Data records:

———

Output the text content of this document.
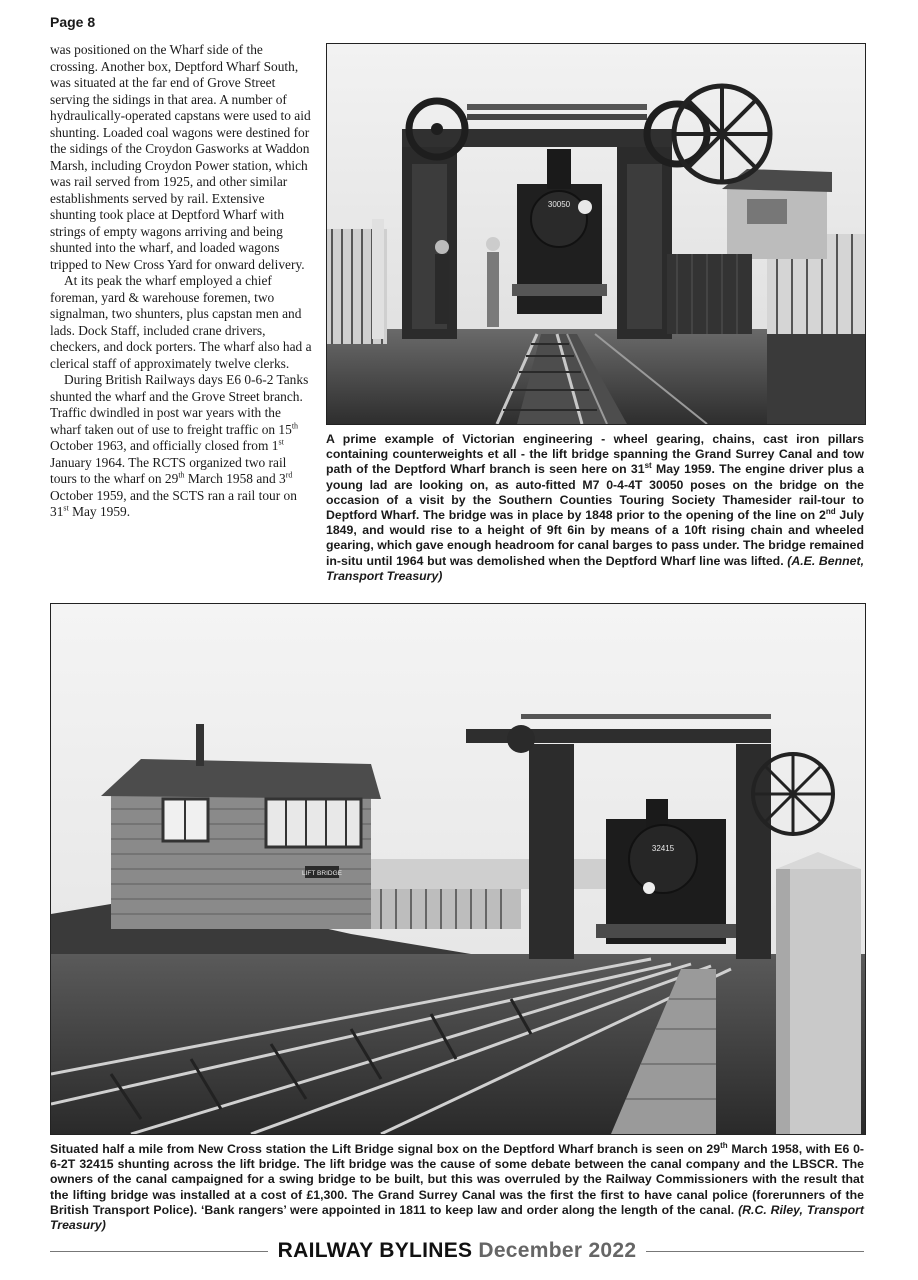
Page 8

was positioned on the Wharf side of the crossing. Another box, Deptford Wharf South, was situated at the far end of Grove Street serving the sidings in that area. A number of hydraulically-operated capstans were used to aid shunting. Loaded coal wagons were destined for the sidings of the Croydon Gasworks at Waddon Marsh, including Croydon Power station, which was rail served from 1925, and other similar establishments served by rail. Extensive shunting took place at Deptford Wharf with strings of empty wagons arriving and being shunted into the wharf, and loaded wagons tripped to New Cross Yard for onward delivery.

At its peak the wharf employed a chief foreman, yard & warehouse foremen, two signalman, two shunters, plus capstan men and lads. Dock Staff, included crane drivers, checkers, and dock porters. The wharf also had a clerical staff of approximately twelve clerks.

During British Railways days E6 0-6-2 Tanks shunted the wharf and the Grove Street branch. Traffic dwindled in post war years with the wharf taken out of use to freight traffic on 15th October 1963, and officially closed from 1st January 1964. The RCTS organized two rail tours to the wharf on 29th March 1958 and 3rd October 1959, and the SCTS ran a rail tour on 31st May 1959.

30050
A prime example of Victorian engineering - wheel gearing, chains, cast iron pillars containing counterweights et all - the lift bridge spanning the Grand Surrey Canal and tow path of the Deptford Wharf branch is seen here on 31st May 1959. The engine driver plus a young lad are looking on, as auto-fitted M7 0-4-4T 30050 poses on the bridge on the occasion of a visit by the Southern Counties Touring Society Thamesider rail-tour to Deptford Wharf. The bridge was in place by 1848 prior to the opening of the line on 2nd July 1849, and would rise to a height of 9ft 6in by means of a 10ft rising chain and wheeled gearing, which gave enough headroom for canal barges to pass under. The bridge remained in-situ until 1964 but was demolished when the Deptford Wharf line was lifted. (A.E. Bennet, Transport Treasury)
LIFT BRIDGE
32415
Situated half a mile from New Cross station the Lift Bridge signal box on the Deptford Wharf branch is seen on 29th March 1958, with E6 0-6-2T 32415 shunting across the lift bridge. The lift bridge was the cause of some debate between the canal company and the LBSCR. The owners of the canal campaigned for a swing bridge to be built, but this was overruled by the Railway Commissioners with the result that the lifting bridge was installed at a cost of £1,300. The Grand Surrey Canal was the first the first to have canal police (forerunners of the British Transport Police). ‘Bank rangers’ were appointed in 1811 to keep law and order along the length of the canal. (R.C. Riley, Transport Treasury)
RAILWAY BYLINES December 2022
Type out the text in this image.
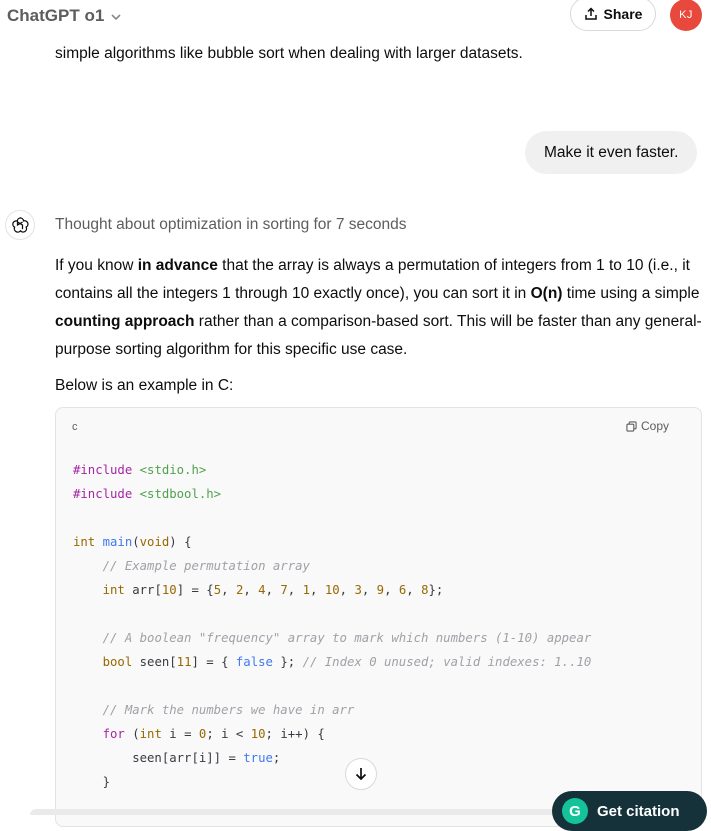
ChatGPT o1	Share	KJ
simple algorithms like bubble sort when dealing with larger datasets.
Make it even faster.
Thought about optimization in sorting for 7 seconds

If you know in advance that the array is always a permutation of integers from 1 to 10 (i.e., it contains all the integers 1 through 10 exactly once), you can sort it in O(n) time using a simple counting approach rather than a comparison-based sort. This will be faster than any general-purpose sorting algorithm for this specific use case.

Below is an example in C:

c	Copy
#include <stdio.h>
#include <stdbool.h>

int main(void) {
// Example permutation array
int arr[10] = {5, 2, 4, 7, 1, 10, 3, 9, 6, 8};

// A boolean "frequency" array to mark which numbers (1-10) appear
bool seen[11] = { false }; // Index 0 unused; valid indexes: 1..10

// Mark the numbers we have in arr
for (int i = 0; i < 10; i++) {
seen[arr[i]] = true;
}
G	Get citation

———

**Written request**:
Your copy should consist only of the lines from the line holding "Type out the text in this image." through the final line of the listing above, both included, with all pictures omitted.

**The reply**:
Type out the text in this image.
ChatGPT o1	Share	KJ
simple algorithms like bubble sort when dealing with larger datasets.
Make it even faster.
Thought about optimization in sorting for 7 seconds

If you know in advance that the array is always a permutation of integers from 1 to 10 (i.e., it contains all the integers 1 through 10 exactly once), you can sort it in O(n) time using a simple counting approach rather than a comparison-based sort. This will be faster than any general-purpose sorting algorithm for this specific use case.

Below is an example in C:

c	Copy
#include <stdio.h>
#include <stdbool.h>

int main(void) {
// Example permutation array
int arr[10] = {5, 2, 4, 7, 1, 10, 3, 9, 6, 8};

// A boolean "frequency" array to mark which numbers (1-10) appear
bool seen[11] = { false }; // Index 0 unused; valid indexes: 1..10

// Mark the numbers we have in arr
for (int i = 0; i < 10; i++) {
seen[arr[i]] = true;
}
G	Get citation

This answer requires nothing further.